■ **EXERCISE DIRECTIONS**
Every line below that mentions the word "Windows" should be copied out.

(Stored data)
* START *

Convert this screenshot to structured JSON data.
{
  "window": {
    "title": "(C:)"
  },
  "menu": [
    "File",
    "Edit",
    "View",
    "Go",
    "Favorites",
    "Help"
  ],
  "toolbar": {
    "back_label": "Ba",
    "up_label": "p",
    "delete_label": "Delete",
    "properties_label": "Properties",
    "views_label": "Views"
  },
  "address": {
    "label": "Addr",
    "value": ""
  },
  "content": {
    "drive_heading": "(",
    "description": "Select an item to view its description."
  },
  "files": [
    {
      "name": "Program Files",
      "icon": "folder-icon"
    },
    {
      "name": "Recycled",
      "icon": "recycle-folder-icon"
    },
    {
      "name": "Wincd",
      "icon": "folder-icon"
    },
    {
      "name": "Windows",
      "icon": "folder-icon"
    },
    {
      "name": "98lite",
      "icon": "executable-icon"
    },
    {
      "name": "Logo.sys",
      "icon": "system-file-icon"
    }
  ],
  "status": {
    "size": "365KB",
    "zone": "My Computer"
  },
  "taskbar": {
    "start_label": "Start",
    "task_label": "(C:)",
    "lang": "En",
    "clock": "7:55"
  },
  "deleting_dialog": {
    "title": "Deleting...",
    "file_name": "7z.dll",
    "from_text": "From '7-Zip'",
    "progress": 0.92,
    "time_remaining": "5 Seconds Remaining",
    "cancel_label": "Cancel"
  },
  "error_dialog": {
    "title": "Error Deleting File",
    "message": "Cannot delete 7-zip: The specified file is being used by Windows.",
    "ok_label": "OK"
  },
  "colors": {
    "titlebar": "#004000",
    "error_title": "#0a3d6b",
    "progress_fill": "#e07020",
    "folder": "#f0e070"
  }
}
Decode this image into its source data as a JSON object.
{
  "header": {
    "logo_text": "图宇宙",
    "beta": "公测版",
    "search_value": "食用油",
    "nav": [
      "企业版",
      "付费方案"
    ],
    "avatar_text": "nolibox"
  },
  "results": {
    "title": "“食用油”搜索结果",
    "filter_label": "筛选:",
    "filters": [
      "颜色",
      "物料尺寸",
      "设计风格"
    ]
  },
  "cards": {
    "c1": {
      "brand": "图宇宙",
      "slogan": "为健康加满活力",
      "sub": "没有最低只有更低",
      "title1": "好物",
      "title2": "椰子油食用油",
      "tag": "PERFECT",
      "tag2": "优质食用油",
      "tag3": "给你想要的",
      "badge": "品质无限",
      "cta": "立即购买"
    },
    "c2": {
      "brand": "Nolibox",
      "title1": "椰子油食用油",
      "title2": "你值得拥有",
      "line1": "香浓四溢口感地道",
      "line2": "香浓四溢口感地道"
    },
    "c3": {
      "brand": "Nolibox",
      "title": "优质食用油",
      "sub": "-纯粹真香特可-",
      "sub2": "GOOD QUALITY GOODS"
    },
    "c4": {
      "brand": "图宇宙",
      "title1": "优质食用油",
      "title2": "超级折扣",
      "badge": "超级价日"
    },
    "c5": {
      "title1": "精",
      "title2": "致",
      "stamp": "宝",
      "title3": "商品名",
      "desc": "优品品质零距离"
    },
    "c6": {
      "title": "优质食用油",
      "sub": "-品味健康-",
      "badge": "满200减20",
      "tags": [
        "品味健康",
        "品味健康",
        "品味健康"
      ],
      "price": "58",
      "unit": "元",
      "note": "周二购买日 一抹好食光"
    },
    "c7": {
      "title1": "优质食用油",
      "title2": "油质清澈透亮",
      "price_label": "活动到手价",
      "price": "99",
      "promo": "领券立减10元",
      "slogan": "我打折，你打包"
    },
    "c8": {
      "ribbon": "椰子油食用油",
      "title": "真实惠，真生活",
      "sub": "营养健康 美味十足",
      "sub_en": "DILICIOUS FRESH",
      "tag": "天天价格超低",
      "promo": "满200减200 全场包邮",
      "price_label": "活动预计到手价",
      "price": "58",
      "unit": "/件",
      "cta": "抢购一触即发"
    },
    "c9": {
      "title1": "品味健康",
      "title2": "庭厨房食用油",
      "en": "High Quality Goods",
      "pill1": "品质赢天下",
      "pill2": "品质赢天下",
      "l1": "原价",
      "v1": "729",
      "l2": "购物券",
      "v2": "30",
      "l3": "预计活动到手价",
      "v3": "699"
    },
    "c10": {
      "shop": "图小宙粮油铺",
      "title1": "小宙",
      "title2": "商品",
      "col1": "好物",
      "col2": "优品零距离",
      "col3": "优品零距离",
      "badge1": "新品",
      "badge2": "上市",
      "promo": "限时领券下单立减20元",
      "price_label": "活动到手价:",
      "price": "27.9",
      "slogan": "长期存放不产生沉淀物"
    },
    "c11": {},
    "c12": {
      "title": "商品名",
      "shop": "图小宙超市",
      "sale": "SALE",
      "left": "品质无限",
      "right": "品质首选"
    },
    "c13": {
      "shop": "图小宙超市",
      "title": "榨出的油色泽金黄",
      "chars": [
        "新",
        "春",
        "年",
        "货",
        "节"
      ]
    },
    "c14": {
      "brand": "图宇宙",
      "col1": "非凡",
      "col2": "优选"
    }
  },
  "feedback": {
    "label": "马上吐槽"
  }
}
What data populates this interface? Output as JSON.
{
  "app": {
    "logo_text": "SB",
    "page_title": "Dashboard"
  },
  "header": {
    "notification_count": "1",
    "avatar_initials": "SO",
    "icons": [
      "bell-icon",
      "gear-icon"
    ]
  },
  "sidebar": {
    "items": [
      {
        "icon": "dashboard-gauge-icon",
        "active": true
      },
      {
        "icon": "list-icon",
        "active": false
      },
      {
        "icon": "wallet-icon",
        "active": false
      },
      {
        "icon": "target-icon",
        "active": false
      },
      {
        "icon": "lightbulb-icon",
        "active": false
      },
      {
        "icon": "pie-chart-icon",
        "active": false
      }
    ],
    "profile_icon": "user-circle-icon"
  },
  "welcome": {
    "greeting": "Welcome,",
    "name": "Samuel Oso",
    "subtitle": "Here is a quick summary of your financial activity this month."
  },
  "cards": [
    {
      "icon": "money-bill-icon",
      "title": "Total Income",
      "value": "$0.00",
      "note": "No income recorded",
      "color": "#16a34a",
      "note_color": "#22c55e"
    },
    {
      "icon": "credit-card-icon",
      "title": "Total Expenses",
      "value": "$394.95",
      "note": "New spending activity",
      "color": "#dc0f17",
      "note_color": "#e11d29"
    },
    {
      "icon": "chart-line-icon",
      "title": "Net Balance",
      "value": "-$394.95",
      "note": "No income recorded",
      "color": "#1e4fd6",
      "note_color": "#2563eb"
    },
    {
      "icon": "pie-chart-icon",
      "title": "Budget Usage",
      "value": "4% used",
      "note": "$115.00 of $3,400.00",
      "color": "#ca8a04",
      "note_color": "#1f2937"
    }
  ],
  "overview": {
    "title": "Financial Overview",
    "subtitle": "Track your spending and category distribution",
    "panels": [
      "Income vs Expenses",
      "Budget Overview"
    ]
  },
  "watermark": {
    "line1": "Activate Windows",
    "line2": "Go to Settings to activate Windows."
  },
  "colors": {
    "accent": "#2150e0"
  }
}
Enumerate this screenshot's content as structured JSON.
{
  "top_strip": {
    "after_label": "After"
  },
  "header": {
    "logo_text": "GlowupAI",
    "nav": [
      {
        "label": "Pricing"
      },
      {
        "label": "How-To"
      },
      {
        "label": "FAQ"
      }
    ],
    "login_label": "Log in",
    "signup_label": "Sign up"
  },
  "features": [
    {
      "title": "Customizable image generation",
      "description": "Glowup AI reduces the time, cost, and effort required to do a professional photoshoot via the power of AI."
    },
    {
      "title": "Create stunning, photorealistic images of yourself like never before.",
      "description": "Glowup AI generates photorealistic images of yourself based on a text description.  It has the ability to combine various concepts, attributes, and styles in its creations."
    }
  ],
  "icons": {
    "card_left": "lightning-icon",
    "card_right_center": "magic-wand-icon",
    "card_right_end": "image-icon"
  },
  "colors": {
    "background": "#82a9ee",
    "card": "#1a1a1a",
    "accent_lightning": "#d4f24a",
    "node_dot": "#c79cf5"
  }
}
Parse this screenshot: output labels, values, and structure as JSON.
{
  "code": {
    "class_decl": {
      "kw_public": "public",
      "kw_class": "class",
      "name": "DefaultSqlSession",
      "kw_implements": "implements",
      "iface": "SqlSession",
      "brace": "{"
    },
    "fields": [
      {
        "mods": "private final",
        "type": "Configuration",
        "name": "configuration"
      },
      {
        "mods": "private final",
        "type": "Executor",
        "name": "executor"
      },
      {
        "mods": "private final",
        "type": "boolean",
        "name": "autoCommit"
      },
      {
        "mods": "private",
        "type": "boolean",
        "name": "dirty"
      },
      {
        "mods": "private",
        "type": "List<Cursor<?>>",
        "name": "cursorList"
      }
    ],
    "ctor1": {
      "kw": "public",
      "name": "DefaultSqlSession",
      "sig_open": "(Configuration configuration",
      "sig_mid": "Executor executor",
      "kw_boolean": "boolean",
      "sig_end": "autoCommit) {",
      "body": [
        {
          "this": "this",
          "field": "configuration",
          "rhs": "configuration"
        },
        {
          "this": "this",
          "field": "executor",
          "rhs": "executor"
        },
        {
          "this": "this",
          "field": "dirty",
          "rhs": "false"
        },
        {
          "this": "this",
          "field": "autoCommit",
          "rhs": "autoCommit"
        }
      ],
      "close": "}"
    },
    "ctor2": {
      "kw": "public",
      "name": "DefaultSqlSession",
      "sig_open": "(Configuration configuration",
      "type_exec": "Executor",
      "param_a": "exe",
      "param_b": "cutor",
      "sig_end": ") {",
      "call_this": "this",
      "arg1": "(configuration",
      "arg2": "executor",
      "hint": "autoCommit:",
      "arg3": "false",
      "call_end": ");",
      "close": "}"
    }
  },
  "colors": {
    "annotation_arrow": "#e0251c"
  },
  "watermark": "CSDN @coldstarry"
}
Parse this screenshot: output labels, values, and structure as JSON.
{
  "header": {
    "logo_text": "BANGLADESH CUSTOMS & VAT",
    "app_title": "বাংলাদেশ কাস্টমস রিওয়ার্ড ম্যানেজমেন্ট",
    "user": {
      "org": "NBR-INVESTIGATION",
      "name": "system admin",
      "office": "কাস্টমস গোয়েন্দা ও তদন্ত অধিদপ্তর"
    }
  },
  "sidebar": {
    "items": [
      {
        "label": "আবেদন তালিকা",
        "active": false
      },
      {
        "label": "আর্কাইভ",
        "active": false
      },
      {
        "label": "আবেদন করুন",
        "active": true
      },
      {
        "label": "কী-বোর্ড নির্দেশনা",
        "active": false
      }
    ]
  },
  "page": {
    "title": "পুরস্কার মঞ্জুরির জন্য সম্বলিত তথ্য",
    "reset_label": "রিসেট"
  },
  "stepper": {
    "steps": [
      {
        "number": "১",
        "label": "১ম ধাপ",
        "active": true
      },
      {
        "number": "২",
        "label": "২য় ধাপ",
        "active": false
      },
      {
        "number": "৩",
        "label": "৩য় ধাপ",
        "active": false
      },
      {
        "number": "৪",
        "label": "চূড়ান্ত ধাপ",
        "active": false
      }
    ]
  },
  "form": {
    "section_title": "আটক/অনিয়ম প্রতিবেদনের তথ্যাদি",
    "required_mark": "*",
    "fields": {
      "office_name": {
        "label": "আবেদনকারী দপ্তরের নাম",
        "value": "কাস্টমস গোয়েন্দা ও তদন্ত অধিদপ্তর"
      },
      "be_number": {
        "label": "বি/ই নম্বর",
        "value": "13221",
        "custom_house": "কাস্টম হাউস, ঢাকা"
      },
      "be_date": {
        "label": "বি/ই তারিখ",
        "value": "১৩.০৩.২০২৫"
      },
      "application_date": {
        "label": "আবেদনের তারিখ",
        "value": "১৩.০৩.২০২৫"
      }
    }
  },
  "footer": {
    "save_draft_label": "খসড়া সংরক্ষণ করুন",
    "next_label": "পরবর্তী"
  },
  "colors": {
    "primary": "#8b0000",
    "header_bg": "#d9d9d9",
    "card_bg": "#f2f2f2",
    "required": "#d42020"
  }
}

* END *

■ **COMPLETE OUTPUT**
      "name": "Windows",
    "message": "Cannot delete 7-zip: The specified file is being used by Windows.",
    "line1": "Activate Windows",
    "line2": "Go to Settings to activate Windows."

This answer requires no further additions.